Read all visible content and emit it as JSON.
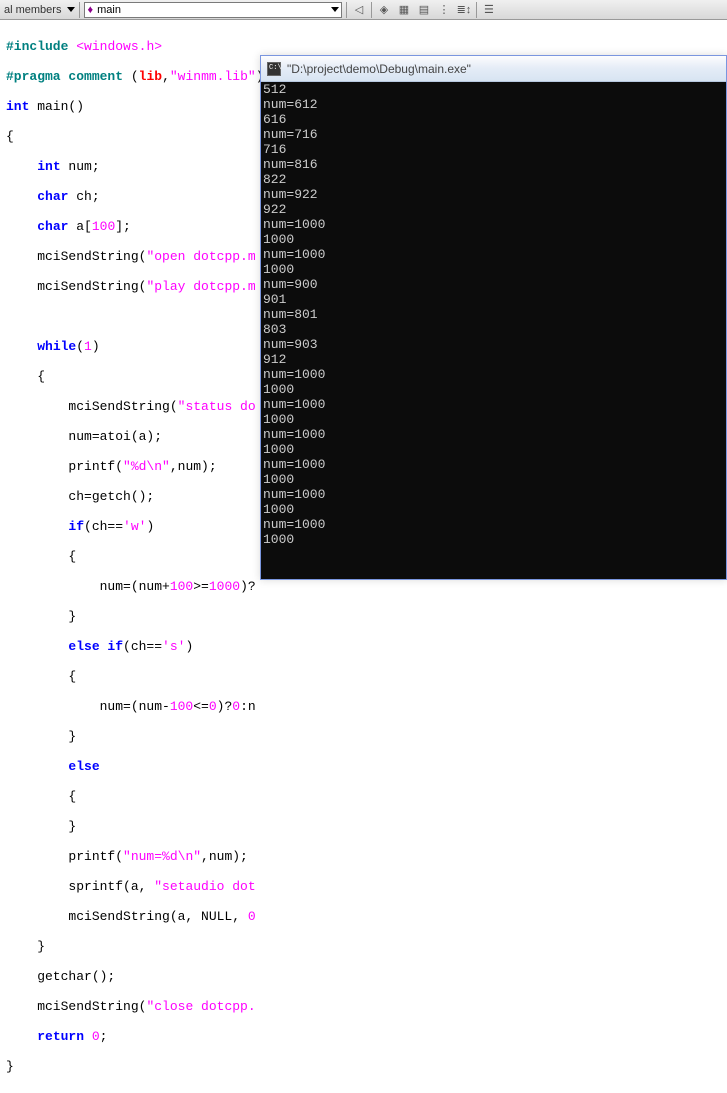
{
  "toolbar": {
    "left_label": "al members",
    "dropdown_label": "main"
  },
  "console": {
    "title": "\"D:\\project\\demo\\Debug\\main.exe\"",
    "lines": [
      "512",
      "num=612",
      "616",
      "num=716",
      "716",
      "num=816",
      "822",
      "num=922",
      "922",
      "num=1000",
      "1000",
      "num=1000",
      "1000",
      "num=900",
      "901",
      "num=801",
      "803",
      "num=903",
      "912",
      "num=1000",
      "1000",
      "num=1000",
      "1000",
      "num=1000",
      "1000",
      "num=1000",
      "1000",
      "num=1000",
      "1000",
      "num=1000",
      "1000"
    ]
  },
  "code": {
    "l1a": "#include",
    "l1b": "<windows.h>",
    "l2a": "#pragma",
    "l2b": "comment",
    "l2c": "(",
    "l2d": "lib",
    "l2e": ",",
    "l2f": "\"winmm.lib\"",
    "l2g": ")",
    "l3a": "int",
    "l3b": " main()",
    "l4": "{",
    "l5a": "    ",
    "l5b": "int",
    "l5c": " num;",
    "l6a": "    ",
    "l6b": "char",
    "l6c": " ch;",
    "l7a": "    ",
    "l7b": "char",
    "l7c": " a[",
    "l7d": "100",
    "l7e": "];",
    "l8a": "    mciSendString(",
    "l8b": "\"open dotcpp.m",
    "l9a": "    mciSendString(",
    "l9b": "\"play dotcpp.m",
    "l10": " ",
    "l11a": "    ",
    "l11b": "while",
    "l11c": "(",
    "l11d": "1",
    "l11e": ")",
    "l12": "    {",
    "l13a": "        mciSendString(",
    "l13b": "\"status do",
    "l14": "        num=atoi(a);",
    "l15a": "        printf(",
    "l15b": "\"%d\\n\"",
    "l15c": ",num);",
    "l16": "        ch=getch();",
    "l17a": "        ",
    "l17b": "if",
    "l17c": "(ch==",
    "l17d": "'w'",
    "l17e": ")",
    "l18": "        {",
    "l19a": "            num=(num+",
    "l19b": "100",
    "l19c": ">=",
    "l19d": "1000",
    "l19e": ")?",
    "l20": "        }",
    "l21a": "        ",
    "l21b": "else if",
    "l21c": "(ch==",
    "l21d": "'s'",
    "l21e": ")",
    "l22": "        {",
    "l23a": "            num=(num-",
    "l23b": "100",
    "l23c": "<=",
    "l23d": "0",
    "l23e": ")?",
    "l23f": "0",
    "l23g": ":n",
    "l24": "        }",
    "l25a": "        ",
    "l25b": "else",
    "l26": "        {",
    "l27": "        }",
    "l28a": "        printf(",
    "l28b": "\"num=%d\\n\"",
    "l28c": ",num);",
    "l29a": "        sprintf(a, ",
    "l29b": "\"setaudio dot",
    "l30a": "        mciSendString(a, NULL, ",
    "l30b": "0",
    "l31": "    }",
    "l32": "    getchar();",
    "l33a": "    mciSendString(",
    "l33b": "\"close dotcpp.",
    "l34a": "    ",
    "l34b": "return",
    "l34c": " ",
    "l34d": "0",
    "l34e": ";",
    "l35": "}"
  }
}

→ WHAT IS REQUIRED
For the data above, state only how many lines include the word "mciSendString".

→ TASK RESULT
5